Objective: Print every line of the listing exactly, please.

Stored records:
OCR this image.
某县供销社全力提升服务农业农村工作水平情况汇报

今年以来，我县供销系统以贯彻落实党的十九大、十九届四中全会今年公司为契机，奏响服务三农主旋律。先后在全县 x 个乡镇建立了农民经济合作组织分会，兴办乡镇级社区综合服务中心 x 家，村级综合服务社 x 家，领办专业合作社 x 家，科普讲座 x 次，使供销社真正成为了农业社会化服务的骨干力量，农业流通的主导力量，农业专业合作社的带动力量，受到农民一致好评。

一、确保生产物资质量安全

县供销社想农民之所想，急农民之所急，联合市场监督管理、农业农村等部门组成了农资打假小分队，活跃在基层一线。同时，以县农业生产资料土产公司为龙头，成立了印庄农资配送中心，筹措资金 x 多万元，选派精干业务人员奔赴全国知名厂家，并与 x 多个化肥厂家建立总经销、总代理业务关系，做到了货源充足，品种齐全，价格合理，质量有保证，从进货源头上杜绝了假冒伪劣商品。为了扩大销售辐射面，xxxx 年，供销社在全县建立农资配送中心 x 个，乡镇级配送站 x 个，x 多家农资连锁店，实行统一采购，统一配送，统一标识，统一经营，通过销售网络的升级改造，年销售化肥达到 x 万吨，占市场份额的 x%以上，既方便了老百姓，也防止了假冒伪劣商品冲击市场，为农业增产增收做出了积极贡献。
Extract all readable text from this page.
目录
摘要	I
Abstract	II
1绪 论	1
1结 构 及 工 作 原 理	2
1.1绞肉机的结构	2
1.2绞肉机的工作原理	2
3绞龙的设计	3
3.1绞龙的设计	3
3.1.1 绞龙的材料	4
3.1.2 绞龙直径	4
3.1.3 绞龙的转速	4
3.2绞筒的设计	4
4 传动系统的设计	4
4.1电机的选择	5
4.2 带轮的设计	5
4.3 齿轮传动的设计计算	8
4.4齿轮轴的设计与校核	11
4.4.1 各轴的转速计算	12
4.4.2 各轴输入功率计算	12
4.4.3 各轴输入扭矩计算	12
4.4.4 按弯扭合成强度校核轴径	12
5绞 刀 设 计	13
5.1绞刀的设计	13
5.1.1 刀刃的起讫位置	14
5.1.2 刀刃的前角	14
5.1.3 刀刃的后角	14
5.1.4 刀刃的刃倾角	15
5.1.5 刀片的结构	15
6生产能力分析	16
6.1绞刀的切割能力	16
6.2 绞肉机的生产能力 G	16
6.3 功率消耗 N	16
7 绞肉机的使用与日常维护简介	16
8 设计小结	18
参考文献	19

Task answer:
OCR this image.
某县供销社全力提升服务农业农村工作水平情况汇报

今年以来，我县供销系统以贯彻落实党的十九大、十九届四中全会今年公司为契机，奏响服务三农主旋律。先后在全县 x 个乡镇建立了农民经济合作组织分会，兴办乡镇级社区综合服务中心 x 家，村级综合服务社 x 家，领办专业合作社 x 家，科普讲座 x 次，使供销社真正成为了农业社会化服务的骨干力量，农业流通的主导力量，农业专业合作社的带动力量，受到农民一致好评。

一、确保生产物资质量安全

县供销社想农民之所想，急农民之所急，联合市场监督管理、农业农村等部门组成了农资打假小分队，活跃在基层一线。同时，以县农业生产资料土产公司为龙头，成立了印庄农资配送中心，筹措资金 x 多万元，选派精干业务人员奔赴全国知名厂家，并与 x 多个化肥厂家建立总经销、总代理业务关系，做到了货源充足，品种齐全，价格合理，质量有保证，从进货源头上杜绝了假冒伪劣商品。为了扩大销售辐射面，xxxx 年，供销社在全县建立农资配送中心 x 个，乡镇级配送站 x 个，x 多家农资连锁店，实行统一采购，统一配送，统一标识，统一经营，通过销售网络的升级改造，年销售化肥达到 x 万吨，占市场份额的 x%以上，既方便了老百姓，也防止了假冒伪劣商品冲击市场，为农业增产增收做出了积极贡献。
Extract all readable text from this page.
目录
摘要	I
Abstract	II
1绪 论	1
1结 构 及 工 作 原 理	2
1.1绞肉机的结构	2
1.2绞肉机的工作原理	2
3绞龙的设计	3
3.1绞龙的设计	3
3.1.1 绞龙的材料	4
3.1.2 绞龙直径	4
3.1.3 绞龙的转速	4
3.2绞筒的设计	4
4 传动系统的设计	4
4.1电机的选择	5
4.2 带轮的设计	5
4.3 齿轮传动的设计计算	8
4.4齿轮轴的设计与校核	11
4.4.1 各轴的转速计算	12
4.4.2 各轴输入功率计算	12
4.4.3 各轴输入扭矩计算	12
4.4.4 按弯扭合成强度校核轴径	12
5绞 刀 设 计	13
5.1绞刀的设计	13
5.1.1 刀刃的起讫位置	14
5.1.2 刀刃的前角	14
5.1.3 刀刃的后角	14
5.1.4 刀刃的刃倾角	15
5.1.5 刀片的结构	15
6生产能力分析	16
6.1绞刀的切割能力	16
6.2 绞肉机的生产能力 G	16
6.3 功率消耗 N	16
7 绞肉机的使用与日常维护简介	16
8 设计小结	18
参考文献	19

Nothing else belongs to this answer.